#### [Extracted data entries]
>>>>>

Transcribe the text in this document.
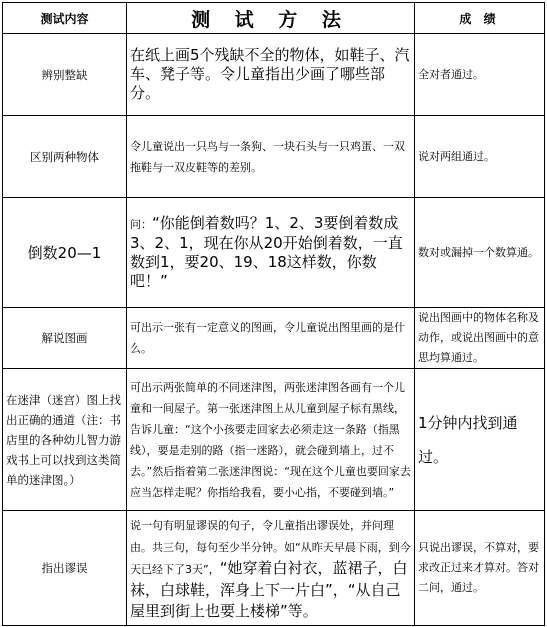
测试内容	测 试 方 法	成 绩
辨别整缺	在纸上画5个残缺不全的物体，如鞋子、汽车、凳子等。令儿童指出少画了哪些部分。	全对者通过。
区别两种物体	令儿童说出一只鸟与一条狗、一块石头与一只鸡蛋、一双拖鞋与一双皮鞋等的差别。	说对两组通过。
倒数20—1	问：“你能倒着数吗？1、2、3要倒着数成3、2、1，现在你从20开始倒着数，一直数到1，要20、19、18这样数，你数吧！”	数对或漏掉一个数算通。
解说图画	可出示一张有一定意义的图画，令儿童说出图里画的是什么。	说出图画中的物体名称及动作，或说出图画中的意思均算通过。
在迷津（迷宫）图上找出正确的通道（注：书店里的各种幼儿智力游戏书上可以找到这类简单的迷津图。）	可出示两张简单的不同迷津图，两张迷津图各画有一个儿童和一间屋子。第一张迷津图上从儿童到屋子标有黑线，告诉儿童：“这个小孩要走回家去必须走这一条路（指黑线），要是走别的路（指一迷路），就会碰到墙上，过不去。”然后指着第二张迷津图说：“现在这个儿童也要回家去应当怎样走呢？你指给我看，要小心指，不要碰到墙。”	1分钟内找到通过。
指出谬误	说一句有明显谬误的句子，令儿童指出谬误处，并问理由。共三句，每句至少半分钟。如“从昨天早晨下雨，到今天已经下了3天”，“她穿着白衬衣，蓝裙子，白袜，白球鞋，浑身上下一片白”，“从自己屋里到街上也要上楼梯”等。	只说出谬误，不算对，要求改正过来才算对。答对二问，通过。
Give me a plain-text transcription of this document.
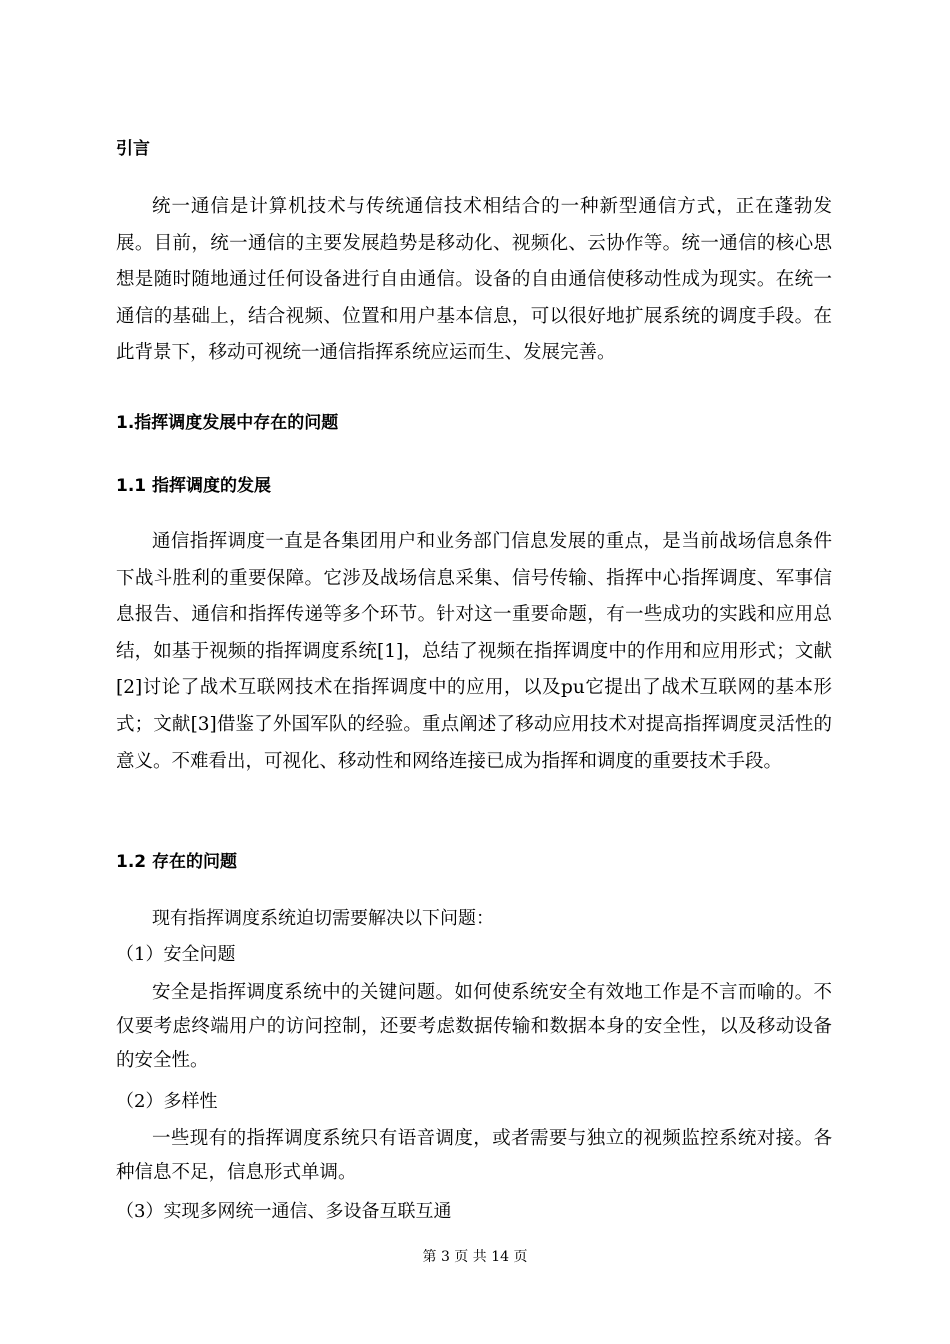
引言

统一通信是计算机技术与传统通信技术相结合的一种新型通信方式，正在蓬勃发展。目前，统一通信的主要发展趋势是移动化、视频化、云协作等。统一通信的核心思想是随时随地通过任何设备进行自由通信。设备的自由通信使移动性成为现实。在统一通信的基础上，结合视频、位置和用户基本信息，可以很好地扩展系统的调度手段。在此背景下，移动可视统一通信指挥系统应运而生、发展完善。

1.指挥调度发展中存在的问题
1.1 指挥调度的发展

通信指挥调度一直是各集团用户和业务部门信息发展的重点，是当前战场信息条件下战斗胜利的重要保障。它涉及战场信息采集、信号传输、指挥中心指挥调度、军事信息报告、通信和指挥传递等多个环节。针对这一重要命题，有一些成功的实践和应用总结，如基于视频的指挥调度系统[1]，总结了视频在指挥调度中的作用和应用形式；文献[2]讨论了战术互联网技术在指挥调度中的应用，以及pu它提出了战术互联网的基本形式；文献[3]借鉴了外国军队的经验。重点阐述了移动应用技术对提高指挥调度灵活性的意义。不难看出，可视化、移动性和网络连接已成为指挥和调度的重要技术手段。

1.2 存在的问题
现有指挥调度系统迫切需要解决以下问题：
（1）安全问题

安全是指挥调度系统中的关键问题。如何使系统安全有效地工作是不言而喻的。不仅要考虑终端用户的访问控制，还要考虑数据传输和数据本身的安全性，以及移动设备的安全性。

（2）多样性

一些现有的指挥调度系统只有语音调度，或者需要与独立的视频监控系统对接。各种信息不足，信息形式单调。

（3）实现多网统一通信、多设备互联互通
第 3 页 共 14 页
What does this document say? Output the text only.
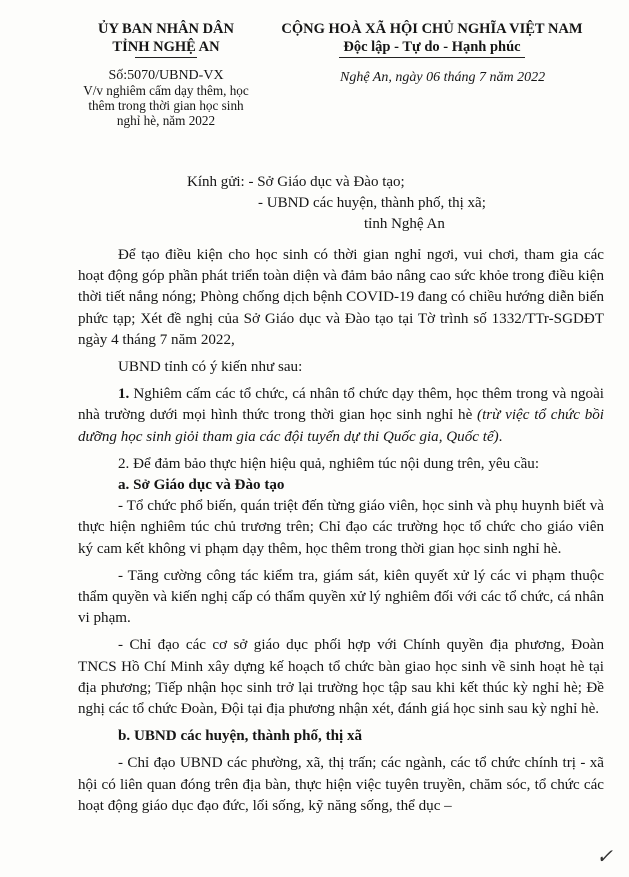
ỦY BAN NHÂN DÂN
TỈNH NGHỆ AN
CỘNG HOÀ XÃ HỘI CHỦ NGHĨA VIỆT NAM
Độc lập - Tự do - Hạnh phúc
Số:5070/UBND-VX
V/v nghiêm cấm dạy thêm, học
thêm trong thời gian học sinh
nghỉ hè, năm 2022
Nghệ An, ngày 06 tháng 7 năm 2022
Kính gửi: - Sở Giáo dục và Đào tạo;
- UBND các huyện, thành phố, thị xã;
tỉnh Nghệ An

Để tạo điều kiện cho học sinh có thời gian nghỉ ngơi, vui chơi, tham gia các hoạt động góp phần phát triển toàn diện và đảm bảo nâng cao sức khỏe trong điều kiện thời tiết nắng nóng; Phòng chống dịch bệnh COVID-19 đang có chiều hướng diễn biến phức tạp; Xét đề nghị của Sở Giáo dục và Đào tạo tại Tờ trình số 1332/TTr-SGDĐT ngày 4 tháng 7 năm 2022,

UBND tỉnh có ý kiến như sau:

1. Nghiêm cấm các tổ chức, cá nhân tổ chức dạy thêm, học thêm trong và ngoài nhà trường dưới mọi hình thức trong thời gian học sinh nghỉ hè (trừ việc tổ chức bồi dưỡng học sinh giỏi tham gia các đội tuyển dự thi Quốc gia, Quốc tế).

2. Để đảm bảo thực hiện hiệu quả, nghiêm túc nội dung trên, yêu cầu:

a. Sở Giáo dục và Đào tạo

- Tổ chức phổ biến, quán triệt đến từng giáo viên, học sinh và phụ huynh biết và thực hiện nghiêm túc chủ trương trên; Chỉ đạo các trường học tổ chức cho giáo viên ký cam kết không vi phạm dạy thêm, học thêm trong thời gian học sinh nghỉ hè.

- Tăng cường công tác kiểm tra, giám sát, kiên quyết xử lý các vi phạm thuộc thẩm quyền và kiến nghị cấp có thẩm quyền xử lý nghiêm đối với các tổ chức, cá nhân vi phạm.

- Chỉ đạo các cơ sở giáo dục phối hợp với Chính quyền địa phương, Đoàn TNCS Hồ Chí Minh xây dựng kế hoạch tổ chức bàn giao học sinh về sinh hoạt hè tại địa phương; Tiếp nhận học sinh trở lại trường học tập sau khi kết thúc kỳ nghỉ hè; Đề nghị các tổ chức Đoàn, Đội tại địa phương nhận xét, đánh giá học sinh sau kỳ nghỉ hè.

b. UBND các huyện, thành phố, thị xã

- Chỉ đạo UBND các phường, xã, thị trấn; các ngành, các tổ chức chính trị - xã hội có liên quan đóng trên địa bàn, thực hiện việc tuyên truyền, chăm sóc, tổ chức các hoạt động giáo dục đạo đức, lối sống, kỹ năng sống, thể dục –

✓
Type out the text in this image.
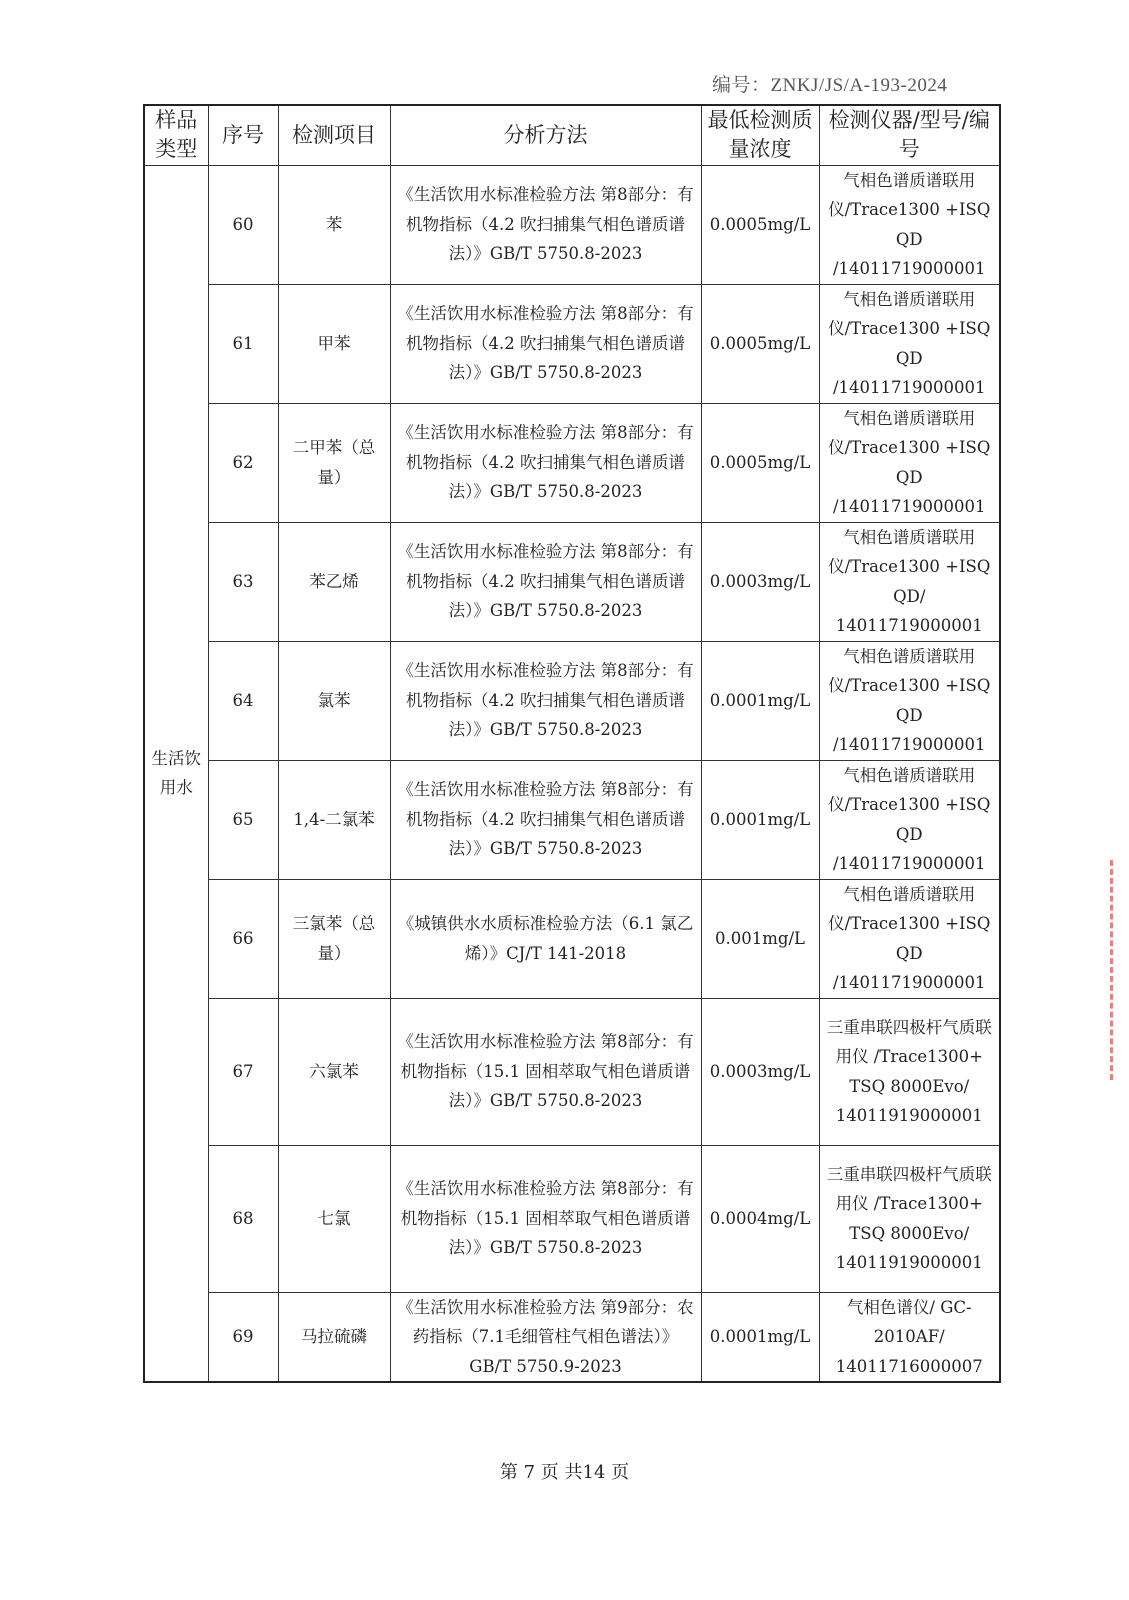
编号：ZNKJ/JS/A-193-2024
样品类型	序号	检测项目	分析方法	最低检测质量浓度	检测仪器/型号/编号
生活饮用水	60	苯	《生活饮用水标准检验方法 第8部分：有机物指标（4.2 吹扫捕集气相色谱质谱法）》GB/T 5750.8-2023	0.0005mg/L	气相色谱质谱联用仪/Trace1300 +ISQ QD /14011719000001
	61	甲苯	《生活饮用水标准检验方法 第8部分：有机物指标（4.2 吹扫捕集气相色谱质谱法）》GB/T 5750.8-2023	0.0005mg/L	气相色谱质谱联用仪/Trace1300 +ISQ QD /14011719000001
	62	二甲苯（总量）	《生活饮用水标准检验方法 第8部分：有机物指标（4.2 吹扫捕集气相色谱质谱法）》GB/T 5750.8-2023	0.0005mg/L	气相色谱质谱联用仪/Trace1300 +ISQ QD /14011719000001
	63	苯乙烯	《生活饮用水标准检验方法 第8部分：有机物指标（4.2 吹扫捕集气相色谱质谱法）》GB/T 5750.8-2023	0.0003mg/L	气相色谱质谱联用仪/Trace1300 +ISQ QD/ 14011719000001
	64	氯苯	《生活饮用水标准检验方法 第8部分：有机物指标（4.2 吹扫捕集气相色谱质谱法）》GB/T 5750.8-2023	0.0001mg/L	气相色谱质谱联用仪/Trace1300 +ISQ QD /14011719000001
	65	1,4-二氯苯	《生活饮用水标准检验方法 第8部分：有机物指标（4.2 吹扫捕集气相色谱质谱法）》GB/T 5750.8-2023	0.0001mg/L	气相色谱质谱联用仪/Trace1300 +ISQ QD /14011719000001
	66	三氯苯（总量）	《城镇供水水质标准检验方法（6.1 氯乙烯）》CJ/T 141-2018	0.001mg/L	气相色谱质谱联用仪/Trace1300 +ISQ QD /14011719000001
	67	六氯苯	《生活饮用水标准检验方法 第8部分：有机物指标（15.1 固相萃取气相色谱质谱法）》GB/T 5750.8-2023	0.0003mg/L	三重串联四极杆气质联用仪 /Trace1300+ TSQ 8000Evo/ 14011919000001
	68	七氯	《生活饮用水标准检验方法 第8部分：有机物指标（15.1 固相萃取气相色谱质谱法）》GB/T 5750.8-2023	0.0004mg/L	三重串联四极杆气质联用仪 /Trace1300+ TSQ 8000Evo/ 14011919000001
	69	马拉硫磷	《生活饮用水标准检验方法 第9部分：农药指标（7.1毛细管柱气相色谱法）》GB/T 5750.9-2023	0.0001mg/L	气相色谱仪/ GC-2010AF/ 14011716000007
第 7 页 共14 页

<<<<<

Find each line that has the word "kiến", then copy it out.

#### [Expected answer]
UBND tỉnh có ý kiến như sau:
- Tăng cường công tác kiểm tra, giám sát, kiên quyết xử lý các vi phạm thuộc thẩm quyền và kiến nghị cấp có thẩm quyền xử lý nghiêm đối với các tổ chức, cá nhân vi phạm.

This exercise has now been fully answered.